# SET PROBLEM
Write out the records again, exactly, leaving none out.

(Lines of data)

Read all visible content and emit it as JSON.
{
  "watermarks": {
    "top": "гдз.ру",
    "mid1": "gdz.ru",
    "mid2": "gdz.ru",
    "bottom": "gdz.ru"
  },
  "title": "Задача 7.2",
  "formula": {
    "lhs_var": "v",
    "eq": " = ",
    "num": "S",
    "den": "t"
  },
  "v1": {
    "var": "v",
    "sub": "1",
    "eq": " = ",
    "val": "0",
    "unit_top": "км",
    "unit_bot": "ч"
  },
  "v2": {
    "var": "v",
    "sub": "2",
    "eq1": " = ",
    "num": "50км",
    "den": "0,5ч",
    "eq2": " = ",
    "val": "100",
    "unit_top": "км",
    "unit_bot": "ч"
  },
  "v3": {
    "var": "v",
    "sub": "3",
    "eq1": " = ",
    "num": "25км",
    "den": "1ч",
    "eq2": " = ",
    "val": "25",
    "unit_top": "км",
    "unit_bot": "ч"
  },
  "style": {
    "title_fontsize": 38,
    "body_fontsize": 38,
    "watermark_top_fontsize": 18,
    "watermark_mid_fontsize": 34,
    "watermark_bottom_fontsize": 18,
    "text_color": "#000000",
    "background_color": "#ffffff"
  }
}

# SOLUTION BELOW
Read all visible content and emit it as JSON.
{
  "watermarks": {
    "top": "гдз.ру",
    "mid1": "gdz.ru",
    "mid2": "gdz.ru",
    "bottom": "gdz.ru"
  },
  "title": "Задача 7.2",
  "formula": {
    "lhs_var": "v",
    "eq": " = ",
    "num": "S",
    "den": "t"
  },
  "v1": {
    "var": "v",
    "sub": "1",
    "eq": " = ",
    "val": "0",
    "unit_top": "км",
    "unit_bot": "ч"
  },
  "v2": {
    "var": "v",
    "sub": "2",
    "eq1": " = ",
    "num": "50км",
    "den": "0,5ч",
    "eq2": " = ",
    "val": "100",
    "unit_top": "км",
    "unit_bot": "ч"
  },
  "v3": {
    "var": "v",
    "sub": "3",
    "eq1": " = ",
    "num": "25км",
    "den": "1ч",
    "eq2": " = ",
    "val": "25",
    "unit_top": "км",
    "unit_bot": "ч"
  },
  "style": {
    "title_fontsize": 38,
    "body_fontsize": 38,
    "watermark_top_fontsize": 18,
    "watermark_mid_fontsize": 34,
    "watermark_bottom_fontsize": 18,
    "text_color": "#000000",
    "background_color": "#ffffff"
  }
}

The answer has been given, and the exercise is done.